GOAL: Make an exact copy of the entries, and keep any pictures out of it.

........

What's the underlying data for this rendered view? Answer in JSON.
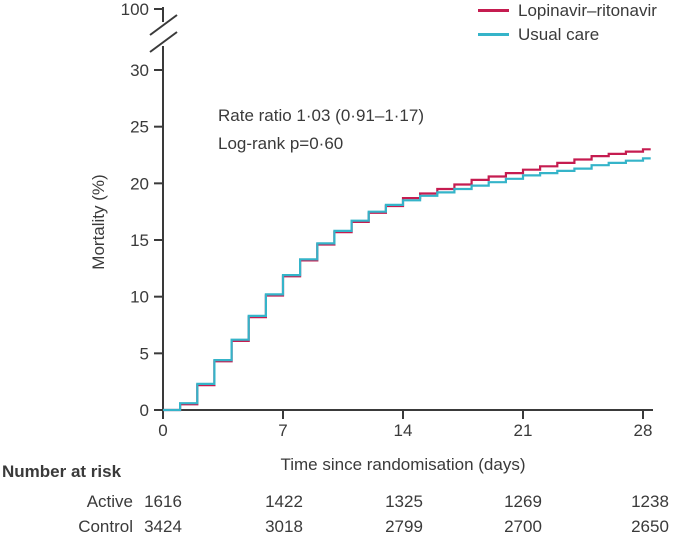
{
  "legend": {
    "items": [
      {
        "label": "Lopinavir–ritonavir",
        "color": "#c51c50"
      },
      {
        "label": "Usual care",
        "color": "#35b4c9"
      }
    ]
  },
  "annotation": {
    "line1": "Rate ratio 1·03 (0·91–1·17)",
    "line2": "Log-rank p=0·60"
  },
  "axes": {
    "y_label": "Mortality (%)",
    "x_label": "Time since randomisation (days)",
    "text_color": "#3a3a3a"
  },
  "risk_table": {
    "title": "Number at risk",
    "rows": [
      {
        "label": "Active",
        "values": [
          "1616",
          "1422",
          "1325",
          "1269",
          "1238"
        ]
      },
      {
        "label": "Control",
        "values": [
          "3424",
          "3018",
          "2799",
          "2700",
          "2650"
        ]
      }
    ]
  },
  "chart_data": {
    "type": "line",
    "subtype": "step",
    "title": "",
    "xlabel": "Time since randomisation (days)",
    "ylabel": "Mortality (%)",
    "xlim": [
      0,
      28
    ],
    "ylim_shown": [
      0,
      30
    ],
    "y_axis_break_top_label": "100",
    "x_ticks": [
      0,
      7,
      14,
      21,
      28
    ],
    "y_ticks": [
      0,
      5,
      10,
      15,
      20,
      25,
      30
    ],
    "grid": false,
    "legend_position": "top-right",
    "x": [
      0,
      1,
      2,
      3,
      4,
      5,
      6,
      7,
      8,
      9,
      10,
      11,
      12,
      13,
      14,
      15,
      16,
      17,
      18,
      19,
      20,
      21,
      22,
      23,
      24,
      25,
      26,
      27,
      28
    ],
    "series": [
      {
        "name": "Lopinavir–ritonavir",
        "color": "#c51c50",
        "values": [
          0,
          0.5,
          2.2,
          4.3,
          6.1,
          8.2,
          10.1,
          11.8,
          13.2,
          14.6,
          15.7,
          16.6,
          17.4,
          18.0,
          18.7,
          19.1,
          19.5,
          19.9,
          20.3,
          20.6,
          20.9,
          21.2,
          21.5,
          21.8,
          22.1,
          22.4,
          22.6,
          22.8,
          23.0
        ]
      },
      {
        "name": "Usual care",
        "color": "#35b4c9",
        "values": [
          0,
          0.6,
          2.3,
          4.4,
          6.2,
          8.3,
          10.2,
          11.9,
          13.3,
          14.7,
          15.8,
          16.7,
          17.5,
          18.1,
          18.5,
          18.9,
          19.2,
          19.5,
          19.8,
          20.1,
          20.4,
          20.7,
          20.9,
          21.1,
          21.3,
          21.6,
          21.8,
          22.0,
          22.2
        ]
      }
    ],
    "annotations": [
      "Rate ratio 1·03 (0·91–1·17)",
      "Log-rank p=0·60"
    ]
  }
}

........

CORRECT RESULT:
What's the underlying data for this rendered view? Answer in JSON.
{
  "legend": {
    "items": [
      {
        "label": "Lopinavir–ritonavir",
        "color": "#c51c50"
      },
      {
        "label": "Usual care",
        "color": "#35b4c9"
      }
    ]
  },
  "annotation": {
    "line1": "Rate ratio 1·03 (0·91–1·17)",
    "line2": "Log-rank p=0·60"
  },
  "axes": {
    "y_label": "Mortality (%)",
    "x_label": "Time since randomisation (days)",
    "text_color": "#3a3a3a"
  },
  "risk_table": {
    "title": "Number at risk",
    "rows": [
      {
        "label": "Active",
        "values": [
          "1616",
          "1422",
          "1325",
          "1269",
          "1238"
        ]
      },
      {
        "label": "Control",
        "values": [
          "3424",
          "3018",
          "2799",
          "2700",
          "2650"
        ]
      }
    ]
  },
  "chart_data": {
    "type": "line",
    "subtype": "step",
    "title": "",
    "xlabel": "Time since randomisation (days)",
    "ylabel": "Mortality (%)",
    "xlim": [
      0,
      28
    ],
    "ylim_shown": [
      0,
      30
    ],
    "y_axis_break_top_label": "100",
    "x_ticks": [
      0,
      7,
      14,
      21,
      28
    ],
    "y_ticks": [
      0,
      5,
      10,
      15,
      20,
      25,
      30
    ],
    "grid": false,
    "legend_position": "top-right",
    "x": [
      0,
      1,
      2,
      3,
      4,
      5,
      6,
      7,
      8,
      9,
      10,
      11,
      12,
      13,
      14,
      15,
      16,
      17,
      18,
      19,
      20,
      21,
      22,
      23,
      24,
      25,
      26,
      27,
      28
    ],
    "series": [
      {
        "name": "Lopinavir–ritonavir",
        "color": "#c51c50",
        "values": [
          0,
          0.5,
          2.2,
          4.3,
          6.1,
          8.2,
          10.1,
          11.8,
          13.2,
          14.6,
          15.7,
          16.6,
          17.4,
          18.0,
          18.7,
          19.1,
          19.5,
          19.9,
          20.3,
          20.6,
          20.9,
          21.2,
          21.5,
          21.8,
          22.1,
          22.4,
          22.6,
          22.8,
          23.0
        ]
      },
      {
        "name": "Usual care",
        "color": "#35b4c9",
        "values": [
          0,
          0.6,
          2.3,
          4.4,
          6.2,
          8.3,
          10.2,
          11.9,
          13.3,
          14.7,
          15.8,
          16.7,
          17.5,
          18.1,
          18.5,
          18.9,
          19.2,
          19.5,
          19.8,
          20.1,
          20.4,
          20.7,
          20.9,
          21.1,
          21.3,
          21.6,
          21.8,
          22.0,
          22.2
        ]
      }
    ],
    "annotations": [
      "Rate ratio 1·03 (0·91–1·17)",
      "Log-rank p=0·60"
    ]
  }
}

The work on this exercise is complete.